Figure record extracts
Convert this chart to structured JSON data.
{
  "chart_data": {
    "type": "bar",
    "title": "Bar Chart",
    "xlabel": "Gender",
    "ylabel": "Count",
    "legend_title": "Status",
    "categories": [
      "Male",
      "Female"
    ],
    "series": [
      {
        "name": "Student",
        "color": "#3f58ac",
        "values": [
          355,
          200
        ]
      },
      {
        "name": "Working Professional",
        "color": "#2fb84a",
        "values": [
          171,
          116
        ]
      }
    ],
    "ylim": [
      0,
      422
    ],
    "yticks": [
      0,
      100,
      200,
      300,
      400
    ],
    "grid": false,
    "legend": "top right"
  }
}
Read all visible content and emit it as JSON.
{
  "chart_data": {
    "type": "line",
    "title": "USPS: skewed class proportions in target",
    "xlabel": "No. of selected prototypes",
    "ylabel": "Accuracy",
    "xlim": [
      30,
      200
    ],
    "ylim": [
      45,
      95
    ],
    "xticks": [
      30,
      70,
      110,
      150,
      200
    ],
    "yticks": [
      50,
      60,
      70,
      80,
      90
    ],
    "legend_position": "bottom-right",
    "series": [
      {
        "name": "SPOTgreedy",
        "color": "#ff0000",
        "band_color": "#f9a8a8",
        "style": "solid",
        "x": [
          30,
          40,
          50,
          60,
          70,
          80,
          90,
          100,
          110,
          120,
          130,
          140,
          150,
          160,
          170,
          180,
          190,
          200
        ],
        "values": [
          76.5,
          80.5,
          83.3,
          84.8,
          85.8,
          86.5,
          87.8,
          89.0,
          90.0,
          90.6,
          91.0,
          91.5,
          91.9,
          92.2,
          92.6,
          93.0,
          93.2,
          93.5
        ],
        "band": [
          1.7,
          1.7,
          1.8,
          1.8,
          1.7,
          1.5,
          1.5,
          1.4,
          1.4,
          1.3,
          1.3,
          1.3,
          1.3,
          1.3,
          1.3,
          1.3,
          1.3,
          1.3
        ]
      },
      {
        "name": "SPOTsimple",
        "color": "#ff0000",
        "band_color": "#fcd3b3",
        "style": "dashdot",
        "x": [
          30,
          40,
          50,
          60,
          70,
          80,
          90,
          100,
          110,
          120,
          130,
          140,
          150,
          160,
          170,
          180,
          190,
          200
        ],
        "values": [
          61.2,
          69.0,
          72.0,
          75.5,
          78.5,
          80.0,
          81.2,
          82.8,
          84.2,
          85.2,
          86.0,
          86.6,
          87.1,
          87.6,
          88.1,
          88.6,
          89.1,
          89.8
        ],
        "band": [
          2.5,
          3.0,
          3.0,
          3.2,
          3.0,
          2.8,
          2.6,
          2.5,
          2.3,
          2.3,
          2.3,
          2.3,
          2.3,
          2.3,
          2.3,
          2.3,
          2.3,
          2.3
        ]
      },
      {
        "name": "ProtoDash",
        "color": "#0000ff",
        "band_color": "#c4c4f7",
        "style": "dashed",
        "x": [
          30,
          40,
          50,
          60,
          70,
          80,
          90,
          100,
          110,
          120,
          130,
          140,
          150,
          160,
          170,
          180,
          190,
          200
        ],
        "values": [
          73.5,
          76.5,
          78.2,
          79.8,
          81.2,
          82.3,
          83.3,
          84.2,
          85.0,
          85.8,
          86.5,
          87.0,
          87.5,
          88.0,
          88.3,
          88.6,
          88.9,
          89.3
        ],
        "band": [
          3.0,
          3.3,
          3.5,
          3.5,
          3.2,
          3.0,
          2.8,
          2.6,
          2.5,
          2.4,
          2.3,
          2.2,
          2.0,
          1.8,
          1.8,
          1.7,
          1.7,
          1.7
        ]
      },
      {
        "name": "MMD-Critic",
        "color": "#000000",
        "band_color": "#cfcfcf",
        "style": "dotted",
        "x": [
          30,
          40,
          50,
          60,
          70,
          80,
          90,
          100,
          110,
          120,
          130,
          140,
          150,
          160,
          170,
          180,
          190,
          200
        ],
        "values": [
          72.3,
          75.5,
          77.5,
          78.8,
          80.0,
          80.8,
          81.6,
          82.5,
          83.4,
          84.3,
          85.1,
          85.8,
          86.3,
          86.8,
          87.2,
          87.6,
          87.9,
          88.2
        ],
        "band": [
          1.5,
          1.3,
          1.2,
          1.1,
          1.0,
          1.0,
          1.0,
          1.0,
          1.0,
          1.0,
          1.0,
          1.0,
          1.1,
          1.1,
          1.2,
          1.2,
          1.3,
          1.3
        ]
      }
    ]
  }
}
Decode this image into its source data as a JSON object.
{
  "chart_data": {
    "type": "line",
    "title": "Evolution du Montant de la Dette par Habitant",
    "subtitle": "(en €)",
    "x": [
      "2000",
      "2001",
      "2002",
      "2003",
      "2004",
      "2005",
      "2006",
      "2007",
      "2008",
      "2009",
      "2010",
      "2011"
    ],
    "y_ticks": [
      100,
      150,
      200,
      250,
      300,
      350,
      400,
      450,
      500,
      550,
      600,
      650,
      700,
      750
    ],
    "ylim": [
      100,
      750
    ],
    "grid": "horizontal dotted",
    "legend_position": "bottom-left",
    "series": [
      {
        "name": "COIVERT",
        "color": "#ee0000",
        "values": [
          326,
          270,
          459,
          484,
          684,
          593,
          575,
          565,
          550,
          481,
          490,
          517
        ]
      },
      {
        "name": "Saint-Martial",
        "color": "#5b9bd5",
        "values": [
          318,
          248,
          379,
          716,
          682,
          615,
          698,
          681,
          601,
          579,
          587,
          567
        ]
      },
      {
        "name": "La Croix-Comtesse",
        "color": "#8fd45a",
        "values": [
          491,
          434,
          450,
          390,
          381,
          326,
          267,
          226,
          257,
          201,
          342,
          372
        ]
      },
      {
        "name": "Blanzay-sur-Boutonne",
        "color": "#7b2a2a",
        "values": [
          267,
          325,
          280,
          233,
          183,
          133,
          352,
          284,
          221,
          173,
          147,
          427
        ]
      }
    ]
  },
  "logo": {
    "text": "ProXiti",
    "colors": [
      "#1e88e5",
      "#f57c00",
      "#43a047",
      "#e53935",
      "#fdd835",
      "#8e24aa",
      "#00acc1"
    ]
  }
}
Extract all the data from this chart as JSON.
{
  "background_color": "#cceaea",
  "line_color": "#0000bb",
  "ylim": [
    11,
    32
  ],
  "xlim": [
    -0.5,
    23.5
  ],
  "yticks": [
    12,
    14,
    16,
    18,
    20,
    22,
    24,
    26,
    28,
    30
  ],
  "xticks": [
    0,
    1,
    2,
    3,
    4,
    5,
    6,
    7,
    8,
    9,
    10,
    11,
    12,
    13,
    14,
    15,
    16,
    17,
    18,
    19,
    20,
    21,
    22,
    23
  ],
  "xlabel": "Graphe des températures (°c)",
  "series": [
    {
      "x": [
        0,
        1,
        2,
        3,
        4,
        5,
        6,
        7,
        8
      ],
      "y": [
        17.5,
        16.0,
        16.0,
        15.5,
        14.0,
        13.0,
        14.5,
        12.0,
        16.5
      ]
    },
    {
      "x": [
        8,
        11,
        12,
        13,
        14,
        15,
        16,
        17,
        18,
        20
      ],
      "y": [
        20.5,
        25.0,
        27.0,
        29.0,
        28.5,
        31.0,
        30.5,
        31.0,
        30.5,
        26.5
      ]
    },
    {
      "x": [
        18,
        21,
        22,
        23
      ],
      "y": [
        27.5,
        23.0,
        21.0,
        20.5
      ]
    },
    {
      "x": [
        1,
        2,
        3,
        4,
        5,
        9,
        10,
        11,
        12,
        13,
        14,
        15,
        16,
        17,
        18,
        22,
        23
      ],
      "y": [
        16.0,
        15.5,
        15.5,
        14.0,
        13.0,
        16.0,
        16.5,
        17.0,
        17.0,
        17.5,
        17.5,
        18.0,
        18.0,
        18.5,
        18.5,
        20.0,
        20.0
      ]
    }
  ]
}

Exercise instructions: Check each line above for the word "xlabel", and copy the lines where it appears.

Exercise answer:
    "xlabel": "Gender",
    "xlabel": "No. of selected prototypes",
  "xlabel": "Graphe des températures (°c)",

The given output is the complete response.